>>>>>

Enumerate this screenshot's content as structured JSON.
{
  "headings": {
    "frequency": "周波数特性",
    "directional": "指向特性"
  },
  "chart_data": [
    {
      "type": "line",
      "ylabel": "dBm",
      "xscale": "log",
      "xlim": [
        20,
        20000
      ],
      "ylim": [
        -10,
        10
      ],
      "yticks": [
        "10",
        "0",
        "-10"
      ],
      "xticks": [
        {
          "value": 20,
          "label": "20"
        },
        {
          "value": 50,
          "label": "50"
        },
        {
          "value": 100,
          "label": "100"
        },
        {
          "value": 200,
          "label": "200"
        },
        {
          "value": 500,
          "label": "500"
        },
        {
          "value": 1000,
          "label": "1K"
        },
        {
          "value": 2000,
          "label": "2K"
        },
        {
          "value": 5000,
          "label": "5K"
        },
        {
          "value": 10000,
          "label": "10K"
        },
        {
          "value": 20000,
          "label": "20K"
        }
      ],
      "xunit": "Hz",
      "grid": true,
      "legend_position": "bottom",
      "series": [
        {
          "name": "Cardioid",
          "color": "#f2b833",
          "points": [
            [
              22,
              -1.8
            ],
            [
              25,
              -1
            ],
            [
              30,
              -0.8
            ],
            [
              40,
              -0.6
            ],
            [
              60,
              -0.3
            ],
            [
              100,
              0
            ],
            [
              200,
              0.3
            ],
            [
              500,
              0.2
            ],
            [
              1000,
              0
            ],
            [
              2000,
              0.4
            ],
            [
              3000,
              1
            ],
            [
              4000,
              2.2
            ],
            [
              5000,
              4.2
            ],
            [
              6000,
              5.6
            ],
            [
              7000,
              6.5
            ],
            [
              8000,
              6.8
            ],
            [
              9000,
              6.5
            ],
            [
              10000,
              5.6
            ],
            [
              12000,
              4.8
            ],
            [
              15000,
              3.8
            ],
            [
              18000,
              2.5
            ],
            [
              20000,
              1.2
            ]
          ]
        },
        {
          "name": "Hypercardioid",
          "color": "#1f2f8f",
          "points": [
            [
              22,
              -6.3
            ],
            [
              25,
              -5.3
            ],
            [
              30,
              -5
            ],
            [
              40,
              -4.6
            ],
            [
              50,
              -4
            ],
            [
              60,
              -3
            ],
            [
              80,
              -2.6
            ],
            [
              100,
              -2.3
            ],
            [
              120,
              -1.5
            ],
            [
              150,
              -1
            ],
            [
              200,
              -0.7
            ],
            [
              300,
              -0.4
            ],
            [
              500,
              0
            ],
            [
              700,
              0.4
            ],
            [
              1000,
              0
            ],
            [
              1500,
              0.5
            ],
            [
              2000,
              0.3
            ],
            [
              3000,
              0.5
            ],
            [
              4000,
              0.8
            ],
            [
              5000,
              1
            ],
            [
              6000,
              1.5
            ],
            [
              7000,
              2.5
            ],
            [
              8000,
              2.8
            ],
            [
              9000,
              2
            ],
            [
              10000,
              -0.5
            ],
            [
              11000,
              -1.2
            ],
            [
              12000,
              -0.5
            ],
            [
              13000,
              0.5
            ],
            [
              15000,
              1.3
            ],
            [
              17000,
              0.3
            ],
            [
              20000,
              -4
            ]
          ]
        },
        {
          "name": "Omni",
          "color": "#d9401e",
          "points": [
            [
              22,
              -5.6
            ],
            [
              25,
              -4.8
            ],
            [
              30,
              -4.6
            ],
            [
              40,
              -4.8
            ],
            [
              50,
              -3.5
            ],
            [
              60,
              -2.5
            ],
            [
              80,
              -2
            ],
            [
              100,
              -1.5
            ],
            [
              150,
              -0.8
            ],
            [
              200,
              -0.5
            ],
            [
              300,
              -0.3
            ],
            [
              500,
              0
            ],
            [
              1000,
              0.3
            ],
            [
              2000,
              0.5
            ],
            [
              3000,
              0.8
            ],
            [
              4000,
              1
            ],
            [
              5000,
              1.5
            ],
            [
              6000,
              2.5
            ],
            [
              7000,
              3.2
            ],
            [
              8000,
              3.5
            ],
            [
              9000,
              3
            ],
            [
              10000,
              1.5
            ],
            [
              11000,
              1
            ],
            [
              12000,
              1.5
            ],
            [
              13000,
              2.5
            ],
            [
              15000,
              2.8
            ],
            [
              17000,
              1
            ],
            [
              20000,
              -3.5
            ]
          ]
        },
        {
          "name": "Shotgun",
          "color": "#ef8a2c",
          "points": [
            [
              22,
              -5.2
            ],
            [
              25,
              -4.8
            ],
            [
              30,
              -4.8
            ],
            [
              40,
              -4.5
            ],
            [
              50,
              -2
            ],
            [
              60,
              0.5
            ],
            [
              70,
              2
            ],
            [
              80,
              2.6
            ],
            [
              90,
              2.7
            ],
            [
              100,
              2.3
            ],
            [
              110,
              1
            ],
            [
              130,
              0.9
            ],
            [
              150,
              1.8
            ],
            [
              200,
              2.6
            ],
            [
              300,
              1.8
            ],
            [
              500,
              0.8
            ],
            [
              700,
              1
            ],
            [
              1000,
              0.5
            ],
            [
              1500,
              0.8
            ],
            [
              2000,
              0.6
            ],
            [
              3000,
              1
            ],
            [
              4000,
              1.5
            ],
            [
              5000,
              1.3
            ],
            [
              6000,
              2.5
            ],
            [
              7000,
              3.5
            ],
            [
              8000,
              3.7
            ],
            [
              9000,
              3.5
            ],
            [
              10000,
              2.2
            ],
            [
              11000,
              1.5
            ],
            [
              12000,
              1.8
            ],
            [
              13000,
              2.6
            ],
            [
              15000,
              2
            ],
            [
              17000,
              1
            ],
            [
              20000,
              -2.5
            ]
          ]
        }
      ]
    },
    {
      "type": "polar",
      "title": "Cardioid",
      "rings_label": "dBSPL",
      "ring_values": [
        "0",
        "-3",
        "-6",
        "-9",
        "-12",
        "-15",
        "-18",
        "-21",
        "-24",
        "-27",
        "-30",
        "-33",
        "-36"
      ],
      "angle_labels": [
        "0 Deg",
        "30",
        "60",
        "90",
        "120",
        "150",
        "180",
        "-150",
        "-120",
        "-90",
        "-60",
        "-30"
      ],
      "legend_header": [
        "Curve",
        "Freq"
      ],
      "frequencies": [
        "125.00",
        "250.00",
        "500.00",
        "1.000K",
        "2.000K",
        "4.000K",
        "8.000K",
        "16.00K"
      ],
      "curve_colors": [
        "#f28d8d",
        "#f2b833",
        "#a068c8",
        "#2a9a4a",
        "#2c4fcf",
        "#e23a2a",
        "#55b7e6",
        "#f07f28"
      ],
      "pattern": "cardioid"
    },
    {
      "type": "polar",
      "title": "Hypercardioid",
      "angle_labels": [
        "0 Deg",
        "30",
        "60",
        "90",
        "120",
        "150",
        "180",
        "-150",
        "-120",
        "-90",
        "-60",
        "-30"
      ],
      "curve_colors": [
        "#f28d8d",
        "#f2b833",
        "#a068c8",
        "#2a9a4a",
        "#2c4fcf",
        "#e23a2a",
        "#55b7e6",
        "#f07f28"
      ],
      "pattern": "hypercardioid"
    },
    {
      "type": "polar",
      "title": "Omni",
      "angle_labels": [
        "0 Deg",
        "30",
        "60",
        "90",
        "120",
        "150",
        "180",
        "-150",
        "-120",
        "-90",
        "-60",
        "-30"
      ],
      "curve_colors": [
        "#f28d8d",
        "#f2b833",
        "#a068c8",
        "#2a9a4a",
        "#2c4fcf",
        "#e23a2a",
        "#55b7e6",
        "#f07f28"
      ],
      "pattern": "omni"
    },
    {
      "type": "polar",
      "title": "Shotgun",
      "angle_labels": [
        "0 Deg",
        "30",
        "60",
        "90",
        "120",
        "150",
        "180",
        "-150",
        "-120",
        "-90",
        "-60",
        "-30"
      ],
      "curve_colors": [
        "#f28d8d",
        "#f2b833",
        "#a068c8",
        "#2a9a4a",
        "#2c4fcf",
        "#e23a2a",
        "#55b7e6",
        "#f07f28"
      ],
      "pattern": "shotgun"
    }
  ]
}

<<<<<

▸ WORK REQUIRED
Give only the number of lines in the listing above that include the string "name".

▸ TASK OUTPUT
4